§ EXTRACT TO READ
========================================

The privately held NeuroTherm is based in Wilmington, Mass. The deal is expected to close at the end of the third quarter and will add up to $15 million in sales to St. Jude's 2014 results.

Radiofrequency ablation is a minimally invasive procedure that is used to reduce back pain. The procedures are usually performed in outpatient settings or in more nontraditional treatment areas such as in nursing homes, said Mickel Phung, ‎principal analyst at Decision Resources Group, a healthcare research firm. Kimberly-Clark and Stryker are the other two significant players in the radiofrequency ablation market.

Phung noted that reimbursement cuts to other forms of pain treatment, such as epidural steroid injections, may mean that more patients will undergo RFA. “Because of those reimbursement cuts, there's an unexpected swing toward ablation,” he said.

But it's still not a very lucrative market. Most payers cover only two RFA procedures a year and those guidelines are not expected to change.

========================================

§ AVAILABLE DATA
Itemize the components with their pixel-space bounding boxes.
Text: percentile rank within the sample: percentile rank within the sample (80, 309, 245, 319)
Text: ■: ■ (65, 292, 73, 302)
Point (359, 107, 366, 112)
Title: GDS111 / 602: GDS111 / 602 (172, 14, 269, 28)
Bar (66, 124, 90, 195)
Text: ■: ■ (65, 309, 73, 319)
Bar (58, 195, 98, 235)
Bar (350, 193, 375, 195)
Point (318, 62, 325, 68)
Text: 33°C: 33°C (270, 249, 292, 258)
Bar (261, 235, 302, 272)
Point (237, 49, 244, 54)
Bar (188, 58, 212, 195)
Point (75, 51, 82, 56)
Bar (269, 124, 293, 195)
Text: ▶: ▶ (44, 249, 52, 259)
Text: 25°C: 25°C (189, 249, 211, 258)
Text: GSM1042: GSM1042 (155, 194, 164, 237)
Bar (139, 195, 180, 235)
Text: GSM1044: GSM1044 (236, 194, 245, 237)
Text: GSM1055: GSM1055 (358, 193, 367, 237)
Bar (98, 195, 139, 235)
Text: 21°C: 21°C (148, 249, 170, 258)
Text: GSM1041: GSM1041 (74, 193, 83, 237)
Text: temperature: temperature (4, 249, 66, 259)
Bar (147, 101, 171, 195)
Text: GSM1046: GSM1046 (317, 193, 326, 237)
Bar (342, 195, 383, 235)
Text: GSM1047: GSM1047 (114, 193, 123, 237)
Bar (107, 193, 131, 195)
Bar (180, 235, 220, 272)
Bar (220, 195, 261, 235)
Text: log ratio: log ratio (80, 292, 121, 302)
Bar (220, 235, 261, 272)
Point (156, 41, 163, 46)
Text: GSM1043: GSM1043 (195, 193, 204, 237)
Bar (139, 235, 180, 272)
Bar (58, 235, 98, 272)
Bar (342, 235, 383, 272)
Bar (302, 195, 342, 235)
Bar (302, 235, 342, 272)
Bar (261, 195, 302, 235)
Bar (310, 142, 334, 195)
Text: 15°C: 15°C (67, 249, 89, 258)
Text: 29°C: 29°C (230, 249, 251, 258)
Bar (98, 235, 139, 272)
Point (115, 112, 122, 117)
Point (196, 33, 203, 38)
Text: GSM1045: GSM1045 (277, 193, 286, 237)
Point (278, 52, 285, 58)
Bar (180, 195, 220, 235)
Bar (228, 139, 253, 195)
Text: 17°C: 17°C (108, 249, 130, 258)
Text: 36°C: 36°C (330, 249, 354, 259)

========================================

§ USING THE INFORMATION
a) Name every company mentioned in the radiofrequency ablation article.
b) According to the radiofrequency ablation article, how many RFA procedures a year do most payers cover?
c) Copy word for word the stretch of the radiofrequency ablation article from "Radiofrequency ablation is" through "expected to change.".

§ TASK ANSWERS
a) NeuroTherm, St. Jude, Decision Resources Group, Kimberly-Clark, Stryker

b) Two

c)
Radiofrequency ablation is a minimally invasive procedure that is used to reduce back pain. The procedures are usually performed in outpatient settings or in more nontraditional treatment areas such as in nursing homes, said Mickel Phung, ‎principal analyst at Decision Resources Group, a healthcare research firm. Kimberly-Clark and Stryker are the other two significant players in the radiofrequency ablation market.

Phung noted that reimbursement cuts to other forms of pain treatment, such as epidural steroid injections, may mean that more patients will undergo RFA. “Because of those reimbursement cuts, there's an unexpected swing toward ablation,” he said.

But it's still not a very lucrative market. Most payers cover only two RFA procedures a year and those guidelines are not expected to change.